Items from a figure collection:
▬▬▬▬▬▬

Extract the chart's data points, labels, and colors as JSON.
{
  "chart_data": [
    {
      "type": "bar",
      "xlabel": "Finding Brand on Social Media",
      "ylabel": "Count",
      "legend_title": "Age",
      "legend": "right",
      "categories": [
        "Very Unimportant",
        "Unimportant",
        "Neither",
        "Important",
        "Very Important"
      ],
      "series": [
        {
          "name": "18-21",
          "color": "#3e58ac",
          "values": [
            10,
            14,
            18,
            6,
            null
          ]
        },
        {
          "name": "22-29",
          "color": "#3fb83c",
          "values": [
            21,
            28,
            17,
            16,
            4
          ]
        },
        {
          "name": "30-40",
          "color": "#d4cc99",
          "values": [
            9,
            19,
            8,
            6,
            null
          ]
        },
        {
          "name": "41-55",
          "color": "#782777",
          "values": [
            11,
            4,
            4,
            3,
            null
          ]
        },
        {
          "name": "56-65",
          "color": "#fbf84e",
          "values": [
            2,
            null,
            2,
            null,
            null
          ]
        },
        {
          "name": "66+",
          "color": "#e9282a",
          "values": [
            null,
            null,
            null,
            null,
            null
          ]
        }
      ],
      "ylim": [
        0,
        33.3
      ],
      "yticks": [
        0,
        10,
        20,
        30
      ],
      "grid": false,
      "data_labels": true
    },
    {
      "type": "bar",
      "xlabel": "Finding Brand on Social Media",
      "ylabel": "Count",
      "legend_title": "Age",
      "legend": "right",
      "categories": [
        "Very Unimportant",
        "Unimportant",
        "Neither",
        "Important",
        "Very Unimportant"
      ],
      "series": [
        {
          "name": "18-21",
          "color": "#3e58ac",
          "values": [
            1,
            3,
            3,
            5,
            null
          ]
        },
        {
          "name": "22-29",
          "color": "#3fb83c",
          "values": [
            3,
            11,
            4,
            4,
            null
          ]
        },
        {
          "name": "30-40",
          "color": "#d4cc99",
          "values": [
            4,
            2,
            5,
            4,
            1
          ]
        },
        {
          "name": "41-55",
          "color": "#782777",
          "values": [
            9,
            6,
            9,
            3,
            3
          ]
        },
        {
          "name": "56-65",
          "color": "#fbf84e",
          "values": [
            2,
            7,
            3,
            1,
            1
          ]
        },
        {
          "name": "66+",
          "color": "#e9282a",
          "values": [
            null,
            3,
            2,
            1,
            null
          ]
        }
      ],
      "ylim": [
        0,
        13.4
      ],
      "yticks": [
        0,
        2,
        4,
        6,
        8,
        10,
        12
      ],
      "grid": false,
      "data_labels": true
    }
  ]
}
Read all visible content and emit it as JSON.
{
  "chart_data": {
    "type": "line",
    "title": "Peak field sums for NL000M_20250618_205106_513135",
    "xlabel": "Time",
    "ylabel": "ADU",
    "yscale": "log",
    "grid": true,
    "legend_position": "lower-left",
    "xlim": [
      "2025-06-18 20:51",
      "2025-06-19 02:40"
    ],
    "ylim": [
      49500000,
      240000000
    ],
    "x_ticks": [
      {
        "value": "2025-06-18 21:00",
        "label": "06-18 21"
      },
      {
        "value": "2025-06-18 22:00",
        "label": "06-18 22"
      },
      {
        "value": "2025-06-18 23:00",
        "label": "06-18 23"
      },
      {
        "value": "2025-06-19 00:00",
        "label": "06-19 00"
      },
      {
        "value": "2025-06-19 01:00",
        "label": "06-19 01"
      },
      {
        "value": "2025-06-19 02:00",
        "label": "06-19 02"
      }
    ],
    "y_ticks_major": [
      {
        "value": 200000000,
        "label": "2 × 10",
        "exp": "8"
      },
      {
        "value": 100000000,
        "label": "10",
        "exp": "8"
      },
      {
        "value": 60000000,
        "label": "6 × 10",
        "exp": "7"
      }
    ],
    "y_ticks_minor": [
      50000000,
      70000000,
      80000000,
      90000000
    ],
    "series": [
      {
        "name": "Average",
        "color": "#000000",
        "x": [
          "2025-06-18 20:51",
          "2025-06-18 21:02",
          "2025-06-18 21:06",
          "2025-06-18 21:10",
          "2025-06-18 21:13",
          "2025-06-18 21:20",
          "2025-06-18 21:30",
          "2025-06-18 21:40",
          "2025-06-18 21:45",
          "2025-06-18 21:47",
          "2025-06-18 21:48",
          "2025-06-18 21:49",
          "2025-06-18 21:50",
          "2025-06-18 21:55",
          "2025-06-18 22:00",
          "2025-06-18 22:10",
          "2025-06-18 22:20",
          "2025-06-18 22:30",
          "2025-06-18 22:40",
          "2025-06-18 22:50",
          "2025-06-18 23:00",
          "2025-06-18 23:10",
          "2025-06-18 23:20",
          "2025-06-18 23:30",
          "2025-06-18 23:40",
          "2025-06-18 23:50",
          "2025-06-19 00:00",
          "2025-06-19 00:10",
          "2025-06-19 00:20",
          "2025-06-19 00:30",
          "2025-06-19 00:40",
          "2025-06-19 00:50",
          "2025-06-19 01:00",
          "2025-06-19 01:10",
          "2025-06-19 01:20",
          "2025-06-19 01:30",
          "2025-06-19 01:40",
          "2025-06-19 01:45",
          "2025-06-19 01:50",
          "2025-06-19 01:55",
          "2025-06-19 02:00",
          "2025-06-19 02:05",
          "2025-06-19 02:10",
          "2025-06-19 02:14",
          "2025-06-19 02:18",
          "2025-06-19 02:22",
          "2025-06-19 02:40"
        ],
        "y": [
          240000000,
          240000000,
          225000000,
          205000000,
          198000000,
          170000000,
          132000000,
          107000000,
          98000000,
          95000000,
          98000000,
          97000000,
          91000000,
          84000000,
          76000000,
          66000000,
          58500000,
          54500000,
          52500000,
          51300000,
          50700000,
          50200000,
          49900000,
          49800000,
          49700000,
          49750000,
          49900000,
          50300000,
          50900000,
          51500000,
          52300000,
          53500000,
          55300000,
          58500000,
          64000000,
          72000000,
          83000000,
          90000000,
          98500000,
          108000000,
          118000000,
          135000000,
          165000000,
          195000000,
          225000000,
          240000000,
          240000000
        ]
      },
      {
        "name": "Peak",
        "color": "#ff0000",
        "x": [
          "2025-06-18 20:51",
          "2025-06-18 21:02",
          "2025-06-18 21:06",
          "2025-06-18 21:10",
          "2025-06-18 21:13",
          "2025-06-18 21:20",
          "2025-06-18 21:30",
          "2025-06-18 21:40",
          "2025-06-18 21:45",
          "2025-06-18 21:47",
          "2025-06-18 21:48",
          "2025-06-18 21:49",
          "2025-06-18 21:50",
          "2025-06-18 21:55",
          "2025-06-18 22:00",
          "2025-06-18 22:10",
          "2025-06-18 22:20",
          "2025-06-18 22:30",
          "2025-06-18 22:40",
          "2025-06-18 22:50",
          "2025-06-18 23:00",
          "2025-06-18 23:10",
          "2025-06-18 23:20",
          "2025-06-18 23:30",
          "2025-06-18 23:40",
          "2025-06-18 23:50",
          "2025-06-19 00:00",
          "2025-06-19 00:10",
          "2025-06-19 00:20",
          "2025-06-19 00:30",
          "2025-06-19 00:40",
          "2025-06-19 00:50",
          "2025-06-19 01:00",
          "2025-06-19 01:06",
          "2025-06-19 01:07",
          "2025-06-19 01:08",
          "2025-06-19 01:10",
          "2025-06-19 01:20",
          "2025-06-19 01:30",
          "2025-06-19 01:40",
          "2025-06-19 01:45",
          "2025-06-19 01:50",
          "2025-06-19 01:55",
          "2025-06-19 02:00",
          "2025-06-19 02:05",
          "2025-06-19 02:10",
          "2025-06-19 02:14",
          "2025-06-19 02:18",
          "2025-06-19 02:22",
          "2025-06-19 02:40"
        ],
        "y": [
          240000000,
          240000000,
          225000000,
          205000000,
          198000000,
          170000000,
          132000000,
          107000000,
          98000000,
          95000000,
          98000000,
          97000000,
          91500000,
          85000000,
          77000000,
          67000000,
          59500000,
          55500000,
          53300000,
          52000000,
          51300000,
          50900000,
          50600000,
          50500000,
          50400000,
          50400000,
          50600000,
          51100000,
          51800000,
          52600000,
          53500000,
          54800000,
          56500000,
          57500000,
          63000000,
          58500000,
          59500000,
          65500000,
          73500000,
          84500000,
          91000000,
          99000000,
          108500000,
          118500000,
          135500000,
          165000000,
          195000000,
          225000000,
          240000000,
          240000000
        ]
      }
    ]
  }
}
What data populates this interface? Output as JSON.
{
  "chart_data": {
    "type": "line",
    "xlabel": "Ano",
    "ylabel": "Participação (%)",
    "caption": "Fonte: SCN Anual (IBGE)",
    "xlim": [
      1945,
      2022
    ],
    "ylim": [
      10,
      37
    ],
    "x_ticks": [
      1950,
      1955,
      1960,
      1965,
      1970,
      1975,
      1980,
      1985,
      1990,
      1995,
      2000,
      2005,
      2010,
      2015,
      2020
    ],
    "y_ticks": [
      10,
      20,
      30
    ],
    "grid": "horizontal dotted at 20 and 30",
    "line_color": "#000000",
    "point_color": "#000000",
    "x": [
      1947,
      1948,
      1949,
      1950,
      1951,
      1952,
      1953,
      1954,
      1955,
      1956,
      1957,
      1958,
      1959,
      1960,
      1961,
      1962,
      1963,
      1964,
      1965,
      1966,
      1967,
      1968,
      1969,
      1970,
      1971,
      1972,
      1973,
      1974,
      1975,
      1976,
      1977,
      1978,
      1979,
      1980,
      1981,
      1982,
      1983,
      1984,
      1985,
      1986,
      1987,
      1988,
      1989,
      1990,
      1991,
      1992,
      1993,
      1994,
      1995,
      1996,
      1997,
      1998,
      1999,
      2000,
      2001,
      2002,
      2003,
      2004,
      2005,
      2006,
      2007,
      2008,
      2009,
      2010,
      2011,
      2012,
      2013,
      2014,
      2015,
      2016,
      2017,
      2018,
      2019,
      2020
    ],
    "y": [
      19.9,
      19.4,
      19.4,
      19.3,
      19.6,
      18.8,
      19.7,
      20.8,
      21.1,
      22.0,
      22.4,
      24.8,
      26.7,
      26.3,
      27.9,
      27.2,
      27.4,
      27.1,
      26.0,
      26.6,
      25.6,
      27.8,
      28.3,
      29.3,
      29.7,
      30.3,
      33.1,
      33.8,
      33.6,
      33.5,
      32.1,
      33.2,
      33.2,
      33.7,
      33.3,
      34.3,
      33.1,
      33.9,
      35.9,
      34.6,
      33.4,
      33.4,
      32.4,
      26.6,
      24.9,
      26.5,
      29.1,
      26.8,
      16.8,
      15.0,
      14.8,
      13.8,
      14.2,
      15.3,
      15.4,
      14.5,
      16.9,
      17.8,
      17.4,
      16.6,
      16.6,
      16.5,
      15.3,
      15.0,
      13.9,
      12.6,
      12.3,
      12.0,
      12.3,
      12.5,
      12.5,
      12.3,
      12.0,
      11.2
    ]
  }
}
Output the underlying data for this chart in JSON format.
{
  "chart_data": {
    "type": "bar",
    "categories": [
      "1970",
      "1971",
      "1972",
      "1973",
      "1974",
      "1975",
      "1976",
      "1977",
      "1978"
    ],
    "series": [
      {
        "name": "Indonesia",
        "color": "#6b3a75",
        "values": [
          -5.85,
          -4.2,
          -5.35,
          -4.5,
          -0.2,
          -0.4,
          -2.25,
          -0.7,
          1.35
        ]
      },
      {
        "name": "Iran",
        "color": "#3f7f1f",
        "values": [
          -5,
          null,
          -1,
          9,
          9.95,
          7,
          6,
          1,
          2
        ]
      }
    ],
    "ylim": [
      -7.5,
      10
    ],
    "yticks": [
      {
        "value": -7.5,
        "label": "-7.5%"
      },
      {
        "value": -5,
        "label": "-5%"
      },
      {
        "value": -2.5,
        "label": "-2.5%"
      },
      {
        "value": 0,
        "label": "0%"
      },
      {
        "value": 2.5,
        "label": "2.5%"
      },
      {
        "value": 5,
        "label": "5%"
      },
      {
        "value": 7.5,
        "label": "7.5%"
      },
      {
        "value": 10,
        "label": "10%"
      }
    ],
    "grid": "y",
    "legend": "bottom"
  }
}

▬▬▬▬▬▬

Set exercise: Say only how many lines in the records carry the word "this".

Answer to the task: 2